● Exercise brief
Every line below that holds the string "Studium" should be copied out.
--- BEGIN Data records ---
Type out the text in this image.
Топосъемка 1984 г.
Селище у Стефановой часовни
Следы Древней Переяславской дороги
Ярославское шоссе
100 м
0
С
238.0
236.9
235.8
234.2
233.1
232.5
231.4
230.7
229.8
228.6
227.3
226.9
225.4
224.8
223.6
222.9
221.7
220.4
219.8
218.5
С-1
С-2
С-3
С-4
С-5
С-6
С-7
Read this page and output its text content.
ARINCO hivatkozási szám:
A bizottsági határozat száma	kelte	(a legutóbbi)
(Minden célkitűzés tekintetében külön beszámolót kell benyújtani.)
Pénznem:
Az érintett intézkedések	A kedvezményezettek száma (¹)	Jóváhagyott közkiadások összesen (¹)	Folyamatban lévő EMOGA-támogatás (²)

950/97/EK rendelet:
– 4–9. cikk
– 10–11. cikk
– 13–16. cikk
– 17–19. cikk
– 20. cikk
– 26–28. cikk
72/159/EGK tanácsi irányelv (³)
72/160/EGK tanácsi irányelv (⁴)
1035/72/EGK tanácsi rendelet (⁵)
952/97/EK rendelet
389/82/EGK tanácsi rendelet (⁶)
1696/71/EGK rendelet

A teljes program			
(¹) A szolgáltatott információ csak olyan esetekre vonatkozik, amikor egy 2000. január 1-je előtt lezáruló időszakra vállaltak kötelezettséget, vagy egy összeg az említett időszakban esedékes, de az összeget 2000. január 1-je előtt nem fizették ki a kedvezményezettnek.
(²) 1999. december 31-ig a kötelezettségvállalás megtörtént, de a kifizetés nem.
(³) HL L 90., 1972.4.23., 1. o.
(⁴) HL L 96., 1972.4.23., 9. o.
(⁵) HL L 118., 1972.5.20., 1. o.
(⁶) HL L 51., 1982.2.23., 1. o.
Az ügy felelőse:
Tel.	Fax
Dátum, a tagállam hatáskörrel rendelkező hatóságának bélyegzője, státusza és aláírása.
--- END Data records ---
--- BEGIN Data records ---
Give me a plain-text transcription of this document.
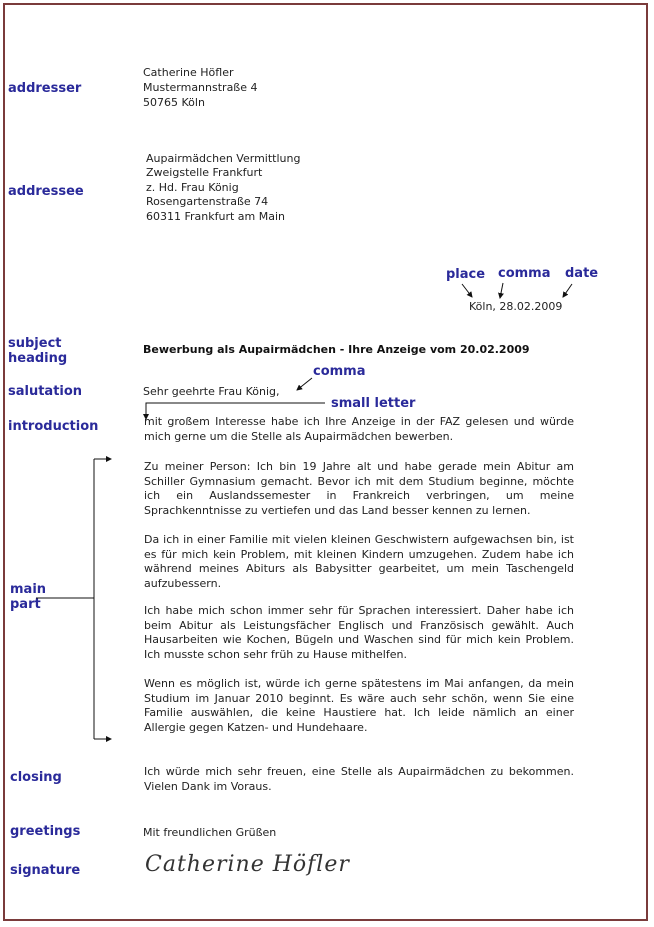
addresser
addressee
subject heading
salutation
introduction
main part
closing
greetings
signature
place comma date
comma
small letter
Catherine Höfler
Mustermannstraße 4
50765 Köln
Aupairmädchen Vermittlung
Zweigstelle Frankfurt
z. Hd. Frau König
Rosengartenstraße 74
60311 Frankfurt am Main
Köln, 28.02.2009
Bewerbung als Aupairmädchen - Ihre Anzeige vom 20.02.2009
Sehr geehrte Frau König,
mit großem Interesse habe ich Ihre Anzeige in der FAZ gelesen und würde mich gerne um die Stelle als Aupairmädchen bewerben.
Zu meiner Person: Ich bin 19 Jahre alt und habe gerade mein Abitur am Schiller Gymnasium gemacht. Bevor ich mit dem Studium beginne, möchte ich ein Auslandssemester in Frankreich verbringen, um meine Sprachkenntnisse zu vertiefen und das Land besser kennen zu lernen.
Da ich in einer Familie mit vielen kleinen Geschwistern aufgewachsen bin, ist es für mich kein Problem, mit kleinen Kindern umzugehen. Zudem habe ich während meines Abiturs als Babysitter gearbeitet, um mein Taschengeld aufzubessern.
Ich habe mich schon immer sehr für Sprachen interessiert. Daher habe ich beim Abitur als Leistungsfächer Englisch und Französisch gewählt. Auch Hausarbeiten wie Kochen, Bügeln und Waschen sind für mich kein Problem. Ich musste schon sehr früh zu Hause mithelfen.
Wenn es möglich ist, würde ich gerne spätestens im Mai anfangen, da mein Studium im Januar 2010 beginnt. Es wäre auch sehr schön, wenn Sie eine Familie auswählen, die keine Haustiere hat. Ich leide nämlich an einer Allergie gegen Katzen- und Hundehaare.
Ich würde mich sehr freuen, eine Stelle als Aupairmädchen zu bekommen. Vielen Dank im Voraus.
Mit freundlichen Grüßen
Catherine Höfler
--- END Data records ---
● Answer for the task
Zu meiner Person: Ich bin 19 Jahre alt und habe gerade mein Abitur am Schiller Gymnasium gemacht. Bevor ich mit dem Studium beginne, möchte ich ein Auslandssemester in Frankreich verbringen, um meine Sprachkenntnisse zu vertiefen und das Land besser kennen zu lernen.
Wenn es möglich ist, würde ich gerne spätestens im Mai anfangen, da mein Studium im Januar 2010 beginnt. Es wäre auch sehr schön, wenn Sie eine Familie auswählen, die keine Haustiere hat. Ich leide nämlich an einer Allergie gegen Katzen- und Hundehaare.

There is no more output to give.